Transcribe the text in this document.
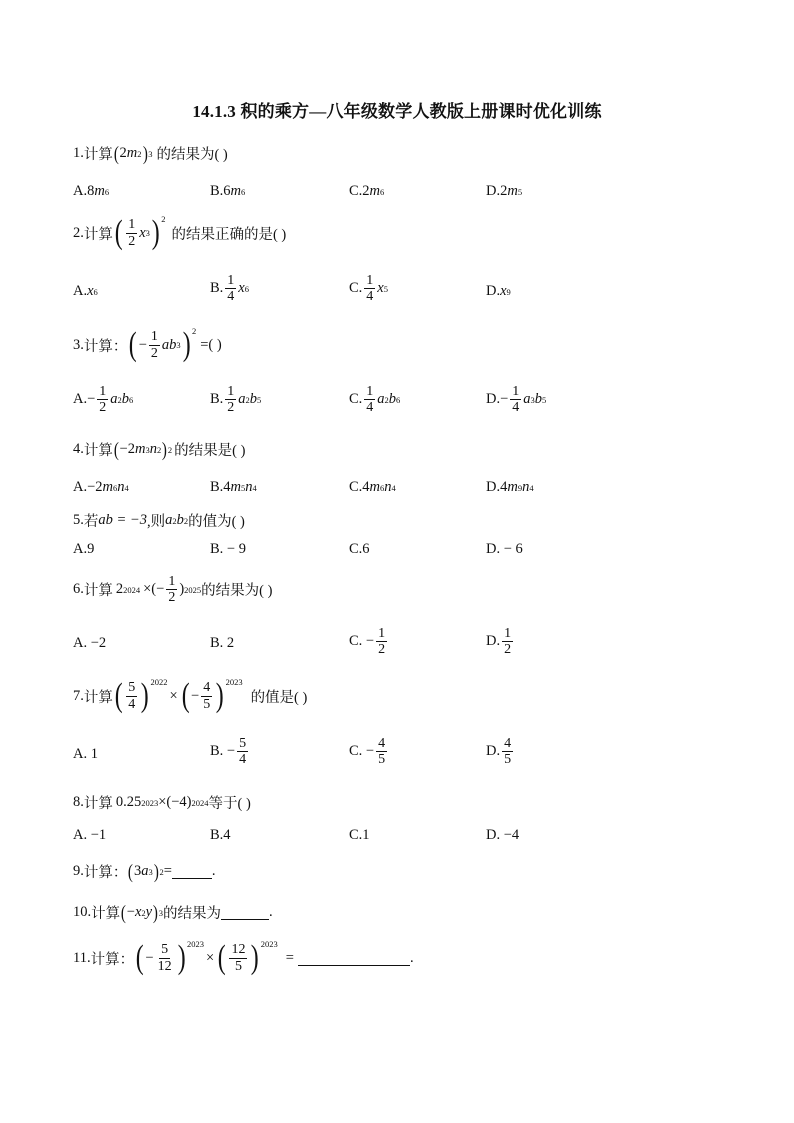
14.1.3 积的乘方—八年级数学人教版上册课时优化训练
1. 计算 ( 2 m 2 ) 3 的结果为( )
A. 8 m 6	B. 6 m 6	C. 2 m 6	D. 2 m 5
2. 计算 ( $\frac{1}{2}$ x 3 ) 2
的结果正确的是( )
A. x 6	B. $\frac{1}{4}$ x 6	C. $\frac{1}{4}$ x 5	D. x 9
3. 计算： ( − $\frac{1}{2}$ ab 3 ) 2
=( )
A. − $\frac{1}{2}$ a 2 b 6	B. $\frac{1}{2}$ a 2 b 5	C. $\frac{1}{4}$ a 2 b 6	D. − $\frac{1}{4}$ a 3 b 5
4. 计算 ( −2 m 3 n 2 ) 2 的结果是( )
A. −2 m 6 n 4	B. 4 m 5 n 4	C. 4 m 6 n 4	D. 4 m 9 n 4
5. 若 ab = −3 ,则 a 2 b 2 的值为( )
A.9	B. − 9	C.6	D. − 6
6. 计算 2 2024 ×(− $\frac{1}{2}$ ) 2025 的结果为( )
A. −2	B. 2	C. − $\frac{1}{2}$	D. $\frac{1}{2}$
7. 计算 ( $\frac{5}{4}$ ) 2022
× ( − $\frac{4}{5}$ ) 2023
的值是( )
A. 1	B. − $\frac{5}{4}$	C. − $\frac{4}{5}$	D. $\frac{4}{5}$
8. 计算 0.25 2023 ×(−4) 2024 等于( )
A. −1	B.4	C.1	D. −4
9. 计算： ( 3 a 3 ) 2 =	.
10. 计算 ( − x 2 y ) 3 的结果为	.
11. 计算： ( − $\frac{5}{12}$ ) 2023
× ( $\frac{12}{5}$ ) 2023
=	.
● ● ● ● ● ● ●
> _GIVEN INSTRUCTION_: Please write out all of the material above without changing a word, and omit any pictures.

> _OUTPUT FOR THIS EXERCISE_:
Transcribe the text in this document.
14.1.3 积的乘方—八年级数学人教版上册课时优化训练
1. 计算 ( 2 m 2 ) 3 的结果为( )
A. 8 m 6	B. 6 m 6	C. 2 m 6	D. 2 m 5
2. 计算 ( $\frac{1}{2}$ x 3 ) 2
的结果正确的是( )
A. x 6	B. $\frac{1}{4}$ x 6	C. $\frac{1}{4}$ x 5	D. x 9
3. 计算： ( − $\frac{1}{2}$ ab 3 ) 2
=( )
A. − $\frac{1}{2}$ a 2 b 6	B. $\frac{1}{2}$ a 2 b 5	C. $\frac{1}{4}$ a 2 b 6	D. − $\frac{1}{4}$ a 3 b 5
4. 计算 ( −2 m 3 n 2 ) 2 的结果是( )
A. −2 m 6 n 4	B. 4 m 5 n 4	C. 4 m 6 n 4	D. 4 m 9 n 4
5. 若 ab = −3 ,则 a 2 b 2 的值为( )
A.9	B. − 9	C.6	D. − 6
6. 计算 2 2024 ×(− $\frac{1}{2}$ ) 2025 的结果为( )
A. −2	B. 2	C. − $\frac{1}{2}$	D. $\frac{1}{2}$
7. 计算 ( $\frac{5}{4}$ ) 2022
× ( − $\frac{4}{5}$ ) 2023
的值是( )
A. 1	B. − $\frac{5}{4}$	C. − $\frac{4}{5}$	D. $\frac{4}{5}$
8. 计算 0.25 2023 ×(−4) 2024 等于( )
A. −1	B.4	C.1	D. −4
9. 计算： ( 3 a 3 ) 2 =	.
10. 计算 ( − x 2 y ) 3 的结果为	.
11. 计算： ( − $\frac{5}{12}$ ) 2023
× ( $\frac{12}{5}$ ) 2023
=	.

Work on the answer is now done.